List all lines of the data containing the word "même".

───── Recorded information

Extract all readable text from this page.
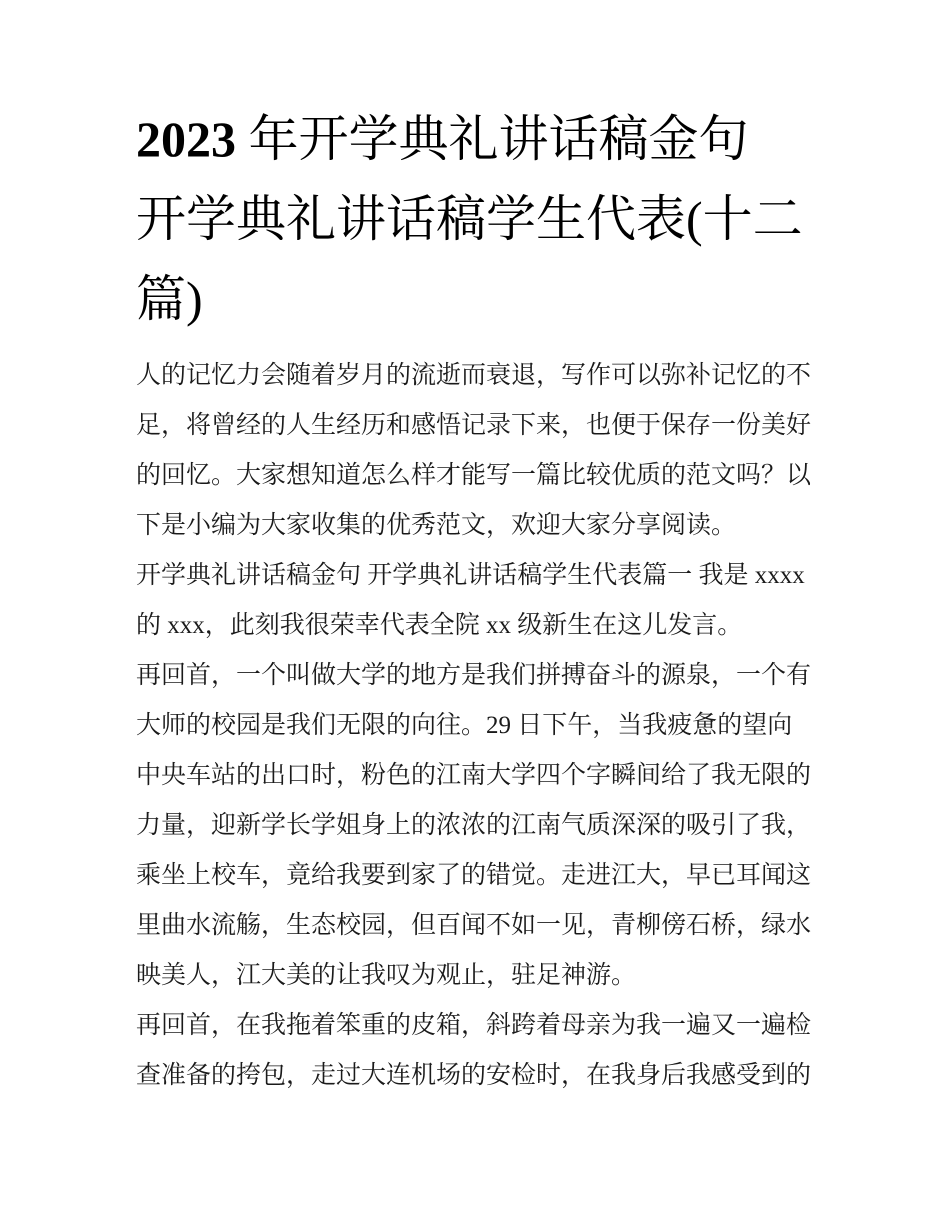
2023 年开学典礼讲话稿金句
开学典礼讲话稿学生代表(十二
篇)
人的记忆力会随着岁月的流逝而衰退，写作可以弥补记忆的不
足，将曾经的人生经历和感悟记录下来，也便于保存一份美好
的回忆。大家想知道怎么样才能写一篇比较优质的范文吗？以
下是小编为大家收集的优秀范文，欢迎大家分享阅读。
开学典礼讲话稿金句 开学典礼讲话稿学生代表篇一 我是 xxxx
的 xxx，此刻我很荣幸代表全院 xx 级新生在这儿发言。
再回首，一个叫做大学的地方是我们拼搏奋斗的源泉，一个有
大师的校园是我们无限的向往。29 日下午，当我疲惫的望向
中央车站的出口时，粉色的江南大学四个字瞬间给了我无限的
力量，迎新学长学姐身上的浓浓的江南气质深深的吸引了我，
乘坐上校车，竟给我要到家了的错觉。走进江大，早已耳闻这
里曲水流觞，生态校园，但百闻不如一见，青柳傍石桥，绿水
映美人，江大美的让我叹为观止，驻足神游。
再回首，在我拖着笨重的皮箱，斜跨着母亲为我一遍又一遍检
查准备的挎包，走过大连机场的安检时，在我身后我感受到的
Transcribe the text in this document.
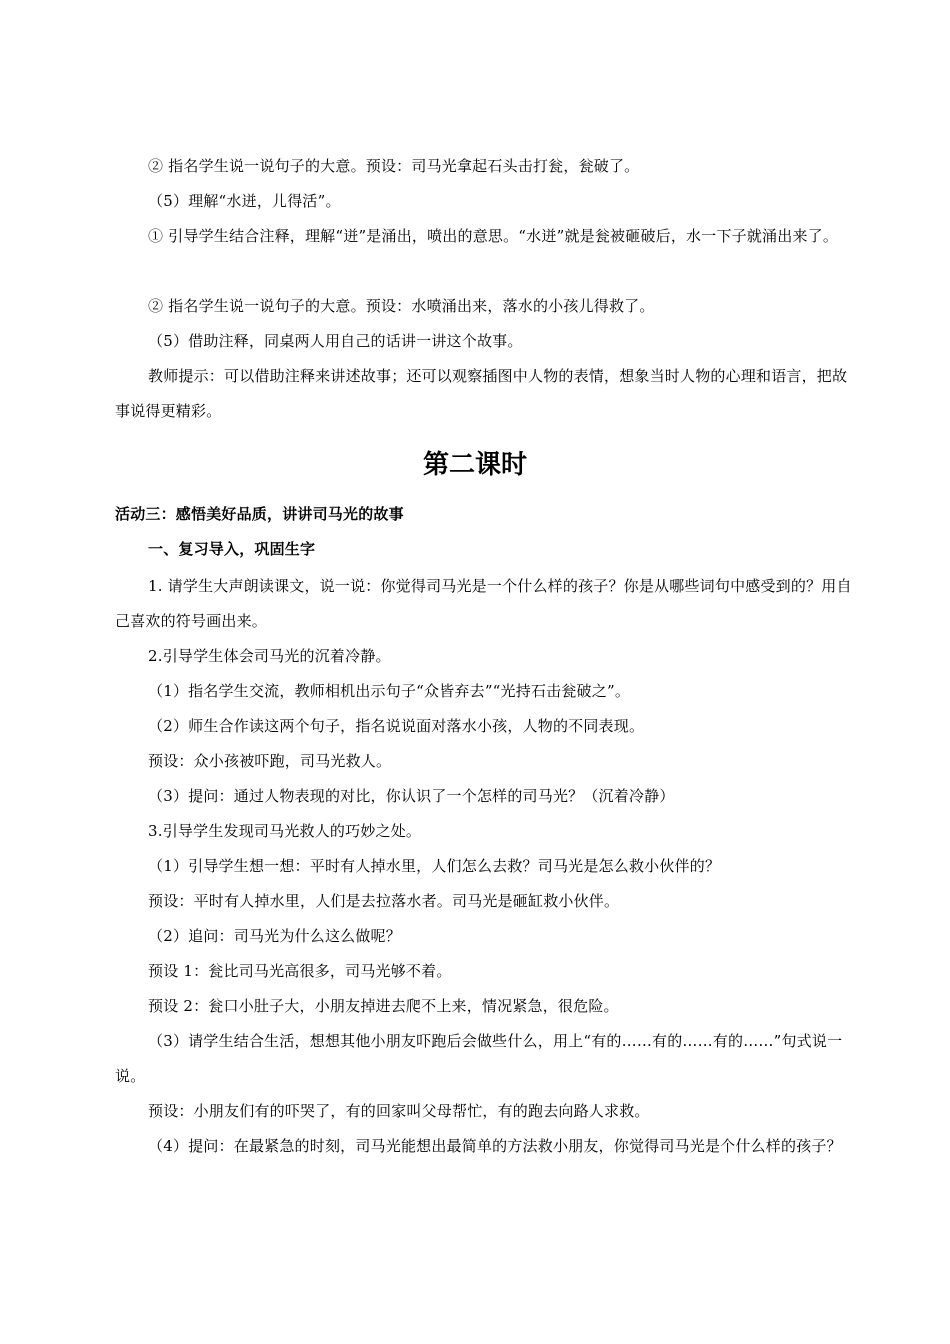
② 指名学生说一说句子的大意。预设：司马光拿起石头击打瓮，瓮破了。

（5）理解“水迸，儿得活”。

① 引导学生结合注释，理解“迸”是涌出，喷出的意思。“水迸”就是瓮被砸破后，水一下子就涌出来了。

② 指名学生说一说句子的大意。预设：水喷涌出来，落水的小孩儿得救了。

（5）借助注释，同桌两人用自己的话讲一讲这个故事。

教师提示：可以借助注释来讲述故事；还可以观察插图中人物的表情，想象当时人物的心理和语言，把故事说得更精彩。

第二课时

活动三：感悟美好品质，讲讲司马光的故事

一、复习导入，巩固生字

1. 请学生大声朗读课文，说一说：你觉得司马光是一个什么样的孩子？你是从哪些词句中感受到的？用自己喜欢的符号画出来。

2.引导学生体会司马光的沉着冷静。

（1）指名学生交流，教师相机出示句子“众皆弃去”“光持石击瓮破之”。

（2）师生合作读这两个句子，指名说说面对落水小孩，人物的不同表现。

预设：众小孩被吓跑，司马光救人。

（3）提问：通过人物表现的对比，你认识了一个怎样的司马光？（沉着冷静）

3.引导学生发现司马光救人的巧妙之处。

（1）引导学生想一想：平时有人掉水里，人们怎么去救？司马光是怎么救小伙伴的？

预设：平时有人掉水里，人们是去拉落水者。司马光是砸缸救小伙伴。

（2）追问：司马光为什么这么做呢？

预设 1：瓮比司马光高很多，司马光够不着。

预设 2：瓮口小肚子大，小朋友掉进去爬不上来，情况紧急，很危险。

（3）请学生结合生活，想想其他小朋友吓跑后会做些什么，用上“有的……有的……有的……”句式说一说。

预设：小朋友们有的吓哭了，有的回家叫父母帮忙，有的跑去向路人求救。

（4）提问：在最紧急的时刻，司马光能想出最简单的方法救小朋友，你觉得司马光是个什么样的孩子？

──────────
───── Recorded information

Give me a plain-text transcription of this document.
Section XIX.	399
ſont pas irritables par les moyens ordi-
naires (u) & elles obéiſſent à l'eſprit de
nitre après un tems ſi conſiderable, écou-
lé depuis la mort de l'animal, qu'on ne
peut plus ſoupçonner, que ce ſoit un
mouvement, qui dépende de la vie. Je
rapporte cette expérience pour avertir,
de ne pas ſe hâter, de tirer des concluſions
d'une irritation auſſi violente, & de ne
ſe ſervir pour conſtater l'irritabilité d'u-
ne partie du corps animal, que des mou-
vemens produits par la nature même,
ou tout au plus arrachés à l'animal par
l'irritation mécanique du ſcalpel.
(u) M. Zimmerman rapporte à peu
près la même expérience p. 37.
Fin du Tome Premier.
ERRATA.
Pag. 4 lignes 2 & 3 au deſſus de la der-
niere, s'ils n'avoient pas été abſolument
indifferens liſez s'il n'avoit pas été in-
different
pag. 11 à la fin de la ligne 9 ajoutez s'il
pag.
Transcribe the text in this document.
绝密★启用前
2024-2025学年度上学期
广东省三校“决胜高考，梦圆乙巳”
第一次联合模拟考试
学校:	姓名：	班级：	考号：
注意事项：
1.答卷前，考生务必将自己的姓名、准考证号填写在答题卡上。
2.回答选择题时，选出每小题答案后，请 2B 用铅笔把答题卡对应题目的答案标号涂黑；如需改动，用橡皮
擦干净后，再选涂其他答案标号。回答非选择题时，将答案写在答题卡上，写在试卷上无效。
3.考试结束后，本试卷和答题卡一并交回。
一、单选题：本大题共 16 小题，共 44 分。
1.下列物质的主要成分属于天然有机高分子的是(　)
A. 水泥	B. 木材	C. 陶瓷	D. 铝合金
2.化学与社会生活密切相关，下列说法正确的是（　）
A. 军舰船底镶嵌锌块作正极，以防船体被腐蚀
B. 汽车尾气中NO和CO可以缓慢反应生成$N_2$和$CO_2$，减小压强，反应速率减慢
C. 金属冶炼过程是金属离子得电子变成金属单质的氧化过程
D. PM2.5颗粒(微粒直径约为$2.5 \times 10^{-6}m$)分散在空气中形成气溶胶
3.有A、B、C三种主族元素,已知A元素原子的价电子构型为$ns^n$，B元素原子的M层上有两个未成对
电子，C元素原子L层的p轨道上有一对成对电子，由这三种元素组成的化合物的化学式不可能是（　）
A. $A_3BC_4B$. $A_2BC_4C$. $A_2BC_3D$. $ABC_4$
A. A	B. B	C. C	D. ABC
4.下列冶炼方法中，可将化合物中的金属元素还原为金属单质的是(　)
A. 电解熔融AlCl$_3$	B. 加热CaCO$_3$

──────────

• [Result of this task]:
vemens produits par la nature même,
près la même expérience p. 37.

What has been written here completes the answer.